THE EXERCISE: Extract the complete listing and repeat it word for word.

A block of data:
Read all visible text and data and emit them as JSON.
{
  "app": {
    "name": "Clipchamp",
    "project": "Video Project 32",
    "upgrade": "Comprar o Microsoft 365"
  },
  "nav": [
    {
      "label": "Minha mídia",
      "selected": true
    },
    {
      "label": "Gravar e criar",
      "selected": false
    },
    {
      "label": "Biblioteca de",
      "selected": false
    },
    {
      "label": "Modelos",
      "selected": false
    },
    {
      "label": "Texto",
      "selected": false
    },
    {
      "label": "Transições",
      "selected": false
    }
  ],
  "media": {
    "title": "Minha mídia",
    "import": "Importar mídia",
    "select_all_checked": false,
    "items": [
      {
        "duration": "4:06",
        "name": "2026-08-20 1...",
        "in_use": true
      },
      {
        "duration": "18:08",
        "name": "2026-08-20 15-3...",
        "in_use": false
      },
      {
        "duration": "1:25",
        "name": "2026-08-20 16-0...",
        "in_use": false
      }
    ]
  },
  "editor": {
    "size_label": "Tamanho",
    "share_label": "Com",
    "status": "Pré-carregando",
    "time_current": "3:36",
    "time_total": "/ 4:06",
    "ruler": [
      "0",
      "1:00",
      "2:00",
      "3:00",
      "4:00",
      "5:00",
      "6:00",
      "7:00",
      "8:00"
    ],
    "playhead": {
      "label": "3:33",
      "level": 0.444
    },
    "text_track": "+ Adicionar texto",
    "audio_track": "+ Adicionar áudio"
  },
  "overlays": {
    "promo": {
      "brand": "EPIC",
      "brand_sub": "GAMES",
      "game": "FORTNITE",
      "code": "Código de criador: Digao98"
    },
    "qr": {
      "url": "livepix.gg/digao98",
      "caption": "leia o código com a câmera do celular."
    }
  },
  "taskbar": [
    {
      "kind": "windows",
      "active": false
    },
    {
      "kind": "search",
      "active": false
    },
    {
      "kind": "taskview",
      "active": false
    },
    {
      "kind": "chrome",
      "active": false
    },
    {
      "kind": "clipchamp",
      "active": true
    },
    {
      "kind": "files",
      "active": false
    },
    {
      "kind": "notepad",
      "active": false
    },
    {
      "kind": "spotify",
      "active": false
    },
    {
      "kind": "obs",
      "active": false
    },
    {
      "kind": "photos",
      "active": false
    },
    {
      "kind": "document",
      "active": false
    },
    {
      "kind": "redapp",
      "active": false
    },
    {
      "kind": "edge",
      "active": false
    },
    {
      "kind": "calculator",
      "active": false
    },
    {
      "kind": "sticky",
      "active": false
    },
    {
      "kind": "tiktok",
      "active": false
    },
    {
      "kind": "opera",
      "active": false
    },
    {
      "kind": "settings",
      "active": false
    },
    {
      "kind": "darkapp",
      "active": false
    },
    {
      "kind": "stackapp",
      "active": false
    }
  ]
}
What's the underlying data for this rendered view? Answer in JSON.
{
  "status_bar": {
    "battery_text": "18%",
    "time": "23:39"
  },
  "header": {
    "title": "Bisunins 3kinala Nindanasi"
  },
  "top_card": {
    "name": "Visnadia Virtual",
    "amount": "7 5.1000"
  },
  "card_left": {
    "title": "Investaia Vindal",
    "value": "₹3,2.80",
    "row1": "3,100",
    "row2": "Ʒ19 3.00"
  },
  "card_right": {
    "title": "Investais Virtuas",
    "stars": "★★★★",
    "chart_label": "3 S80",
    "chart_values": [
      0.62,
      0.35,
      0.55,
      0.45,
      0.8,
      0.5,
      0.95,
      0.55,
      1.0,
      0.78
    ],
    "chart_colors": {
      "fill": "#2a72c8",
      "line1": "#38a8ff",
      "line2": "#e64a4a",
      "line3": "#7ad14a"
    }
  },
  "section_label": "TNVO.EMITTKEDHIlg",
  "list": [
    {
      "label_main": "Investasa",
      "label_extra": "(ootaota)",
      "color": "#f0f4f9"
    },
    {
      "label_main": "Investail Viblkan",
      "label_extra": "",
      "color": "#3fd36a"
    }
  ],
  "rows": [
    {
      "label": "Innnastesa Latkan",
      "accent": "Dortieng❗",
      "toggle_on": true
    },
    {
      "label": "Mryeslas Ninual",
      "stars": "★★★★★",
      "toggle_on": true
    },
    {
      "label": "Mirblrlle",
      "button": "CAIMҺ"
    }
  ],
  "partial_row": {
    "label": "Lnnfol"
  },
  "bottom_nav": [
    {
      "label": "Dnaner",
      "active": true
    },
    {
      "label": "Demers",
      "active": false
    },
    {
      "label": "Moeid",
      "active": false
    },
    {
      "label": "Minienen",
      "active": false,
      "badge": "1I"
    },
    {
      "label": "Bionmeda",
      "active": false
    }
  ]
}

EXERCISE ANSWER:
Read all visible text and data and emit them as JSON.
{
  "app": {
    "name": "Clipchamp",
    "project": "Video Project 32",
    "upgrade": "Comprar o Microsoft 365"
  },
  "nav": [
    {
      "label": "Minha mídia",
      "selected": true
    },
    {
      "label": "Gravar e criar",
      "selected": false
    },
    {
      "label": "Biblioteca de",
      "selected": false
    },
    {
      "label": "Modelos",
      "selected": false
    },
    {
      "label": "Texto",
      "selected": false
    },
    {
      "label": "Transições",
      "selected": false
    }
  ],
  "media": {
    "title": "Minha mídia",
    "import": "Importar mídia",
    "select_all_checked": false,
    "items": [
      {
        "duration": "4:06",
        "name": "2026-08-20 1...",
        "in_use": true
      },
      {
        "duration": "18:08",
        "name": "2026-08-20 15-3...",
        "in_use": false
      },
      {
        "duration": "1:25",
        "name": "2026-08-20 16-0...",
        "in_use": false
      }
    ]
  },
  "editor": {
    "size_label": "Tamanho",
    "share_label": "Com",
    "status": "Pré-carregando",
    "time_current": "3:36",
    "time_total": "/ 4:06",
    "ruler": [
      "0",
      "1:00",
      "2:00",
      "3:00",
      "4:00",
      "5:00",
      "6:00",
      "7:00",
      "8:00"
    ],
    "playhead": {
      "label": "3:33",
      "level": 0.444
    },
    "text_track": "+ Adicionar texto",
    "audio_track": "+ Adicionar áudio"
  },
  "overlays": {
    "promo": {
      "brand": "EPIC",
      "brand_sub": "GAMES",
      "game": "FORTNITE",
      "code": "Código de criador: Digao98"
    },
    "qr": {
      "url": "livepix.gg/digao98",
      "caption": "leia o código com a câmera do celular."
    }
  },
  "taskbar": [
    {
      "kind": "windows",
      "active": false
    },
    {
      "kind": "search",
      "active": false
    },
    {
      "kind": "taskview",
      "active": false
    },
    {
      "kind": "chrome",
      "active": false
    },
    {
      "kind": "clipchamp",
      "active": true
    },
    {
      "kind": "files",
      "active": false
    },
    {
      "kind": "notepad",
      "active": false
    },
    {
      "kind": "spotify",
      "active": false
    },
    {
      "kind": "obs",
      "active": false
    },
    {
      "kind": "photos",
      "active": false
    },
    {
      "kind": "document",
      "active": false
    },
    {
      "kind": "redapp",
      "active": false
    },
    {
      "kind": "edge",
      "active": false
    },
    {
      "kind": "calculator",
      "active": false
    },
    {
      "kind": "sticky",
      "active": false
    },
    {
      "kind": "tiktok",
      "active": false
    },
    {
      "kind": "opera",
      "active": false
    },
    {
      "kind": "settings",
      "active": false
    },
    {
      "kind": "darkapp",
      "active": false
    },
    {
      "kind": "stackapp",
      "active": false
    }
  ]
}
What's the underlying data for this rendered view? Answer in JSON.
{
  "status_bar": {
    "battery_text": "18%",
    "time": "23:39"
  },
  "header": {
    "title": "Bisunins 3kinala Nindanasi"
  },
  "top_card": {
    "name": "Visnadia Virtual",
    "amount": "7 5.1000"
  },
  "card_left": {
    "title": "Investaia Vindal",
    "value": "₹3,2.80",
    "row1": "3,100",
    "row2": "Ʒ19 3.00"
  },
  "card_right": {
    "title": "Investais Virtuas",
    "stars": "★★★★",
    "chart_label": "3 S80",
    "chart_values": [
      0.62,
      0.35,
      0.55,
      0.45,
      0.8,
      0.5,
      0.95,
      0.55,
      1.0,
      0.78
    ],
    "chart_colors": {
      "fill": "#2a72c8",
      "line1": "#38a8ff",
      "line2": "#e64a4a",
      "line3": "#7ad14a"
    }
  },
  "section_label": "TNVO.EMITTKEDHIlg",
  "list": [
    {
      "label_main": "Investasa",
      "label_extra": "(ootaota)",
      "color": "#f0f4f9"
    },
    {
      "label_main": "Investail Viblkan",
      "label_extra": "",
      "color": "#3fd36a"
    }
  ],
  "rows": [
    {
      "label": "Innnastesa Latkan",
      "accent": "Dortieng❗",
      "toggle_on": true
    },
    {
      "label": "Mryeslas Ninual",
      "stars": "★★★★★",
      "toggle_on": true
    },
    {
      "label": "Mirblrlle",
      "button": "CAIMҺ"
    }
  ],
  "partial_row": {
    "label": "Lnnfol"
  },
  "bottom_nav": [
    {
      "label": "Dnaner",
      "active": true
    },
    {
      "label": "Demers",
      "active": false
    },
    {
      "label": "Moeid",
      "active": false
    },
    {
      "label": "Minienen",
      "active": false,
      "badge": "1I"
    },
    {
      "label": "Bionmeda",
      "active": false
    }
  ]
}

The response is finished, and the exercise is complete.